_Data records_:
- - -

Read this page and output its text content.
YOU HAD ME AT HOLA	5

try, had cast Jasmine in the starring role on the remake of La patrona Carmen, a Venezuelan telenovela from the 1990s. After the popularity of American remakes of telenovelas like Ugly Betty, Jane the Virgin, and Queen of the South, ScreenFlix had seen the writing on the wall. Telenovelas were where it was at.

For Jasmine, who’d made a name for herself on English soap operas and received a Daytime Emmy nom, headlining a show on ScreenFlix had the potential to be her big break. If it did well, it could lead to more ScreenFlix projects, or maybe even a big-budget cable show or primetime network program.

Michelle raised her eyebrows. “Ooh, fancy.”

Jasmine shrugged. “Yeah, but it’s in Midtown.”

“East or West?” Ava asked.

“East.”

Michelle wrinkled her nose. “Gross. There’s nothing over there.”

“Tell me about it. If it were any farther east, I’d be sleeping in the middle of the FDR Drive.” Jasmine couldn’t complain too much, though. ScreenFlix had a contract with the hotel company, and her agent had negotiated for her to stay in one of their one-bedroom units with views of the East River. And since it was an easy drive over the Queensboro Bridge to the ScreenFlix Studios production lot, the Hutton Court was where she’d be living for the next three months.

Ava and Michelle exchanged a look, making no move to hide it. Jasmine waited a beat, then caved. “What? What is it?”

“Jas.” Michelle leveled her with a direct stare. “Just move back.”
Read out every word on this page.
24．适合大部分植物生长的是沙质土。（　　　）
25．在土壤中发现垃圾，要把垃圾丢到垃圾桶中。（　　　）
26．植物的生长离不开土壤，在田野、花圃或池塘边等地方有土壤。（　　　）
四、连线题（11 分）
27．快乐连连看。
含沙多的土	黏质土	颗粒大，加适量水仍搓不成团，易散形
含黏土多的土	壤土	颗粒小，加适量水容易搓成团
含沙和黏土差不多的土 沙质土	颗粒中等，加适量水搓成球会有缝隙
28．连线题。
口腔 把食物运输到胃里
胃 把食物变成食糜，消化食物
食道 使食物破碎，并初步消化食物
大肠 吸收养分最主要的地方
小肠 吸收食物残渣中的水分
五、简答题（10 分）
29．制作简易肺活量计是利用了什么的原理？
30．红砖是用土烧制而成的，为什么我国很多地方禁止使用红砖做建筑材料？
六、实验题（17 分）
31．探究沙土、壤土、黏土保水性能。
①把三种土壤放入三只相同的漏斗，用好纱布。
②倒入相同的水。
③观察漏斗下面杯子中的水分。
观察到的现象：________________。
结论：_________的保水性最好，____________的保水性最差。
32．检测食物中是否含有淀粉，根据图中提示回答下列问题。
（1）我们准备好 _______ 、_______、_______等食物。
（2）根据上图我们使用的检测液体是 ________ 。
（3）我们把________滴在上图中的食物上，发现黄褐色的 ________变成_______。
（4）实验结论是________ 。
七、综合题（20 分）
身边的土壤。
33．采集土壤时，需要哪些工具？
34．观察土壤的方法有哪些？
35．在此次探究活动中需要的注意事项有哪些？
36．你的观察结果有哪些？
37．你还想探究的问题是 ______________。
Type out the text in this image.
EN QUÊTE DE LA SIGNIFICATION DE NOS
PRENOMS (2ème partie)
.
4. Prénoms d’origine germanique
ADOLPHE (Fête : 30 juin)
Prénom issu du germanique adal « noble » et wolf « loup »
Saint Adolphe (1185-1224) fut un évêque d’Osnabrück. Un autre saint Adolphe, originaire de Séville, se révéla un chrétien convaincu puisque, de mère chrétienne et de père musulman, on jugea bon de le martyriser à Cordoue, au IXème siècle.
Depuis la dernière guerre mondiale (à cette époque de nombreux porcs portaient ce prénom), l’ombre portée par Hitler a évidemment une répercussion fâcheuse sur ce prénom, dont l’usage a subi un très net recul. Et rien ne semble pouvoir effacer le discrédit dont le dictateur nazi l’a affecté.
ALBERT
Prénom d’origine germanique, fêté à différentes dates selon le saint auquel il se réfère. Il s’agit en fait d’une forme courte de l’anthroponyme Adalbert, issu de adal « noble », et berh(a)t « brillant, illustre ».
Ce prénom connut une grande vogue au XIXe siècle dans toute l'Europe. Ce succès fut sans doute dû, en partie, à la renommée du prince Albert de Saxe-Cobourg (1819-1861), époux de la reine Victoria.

- - -

_Exercise objective_: Scan the material above. Extract every line in which the word "move" occurs.

_Result_:
Ava and Michelle exchanged a look, making no move to hide it. Jasmine waited a beat, then caved. “What? What is it?”
“Jas.” Michelle leveled her with a direct stare. “Just move back.”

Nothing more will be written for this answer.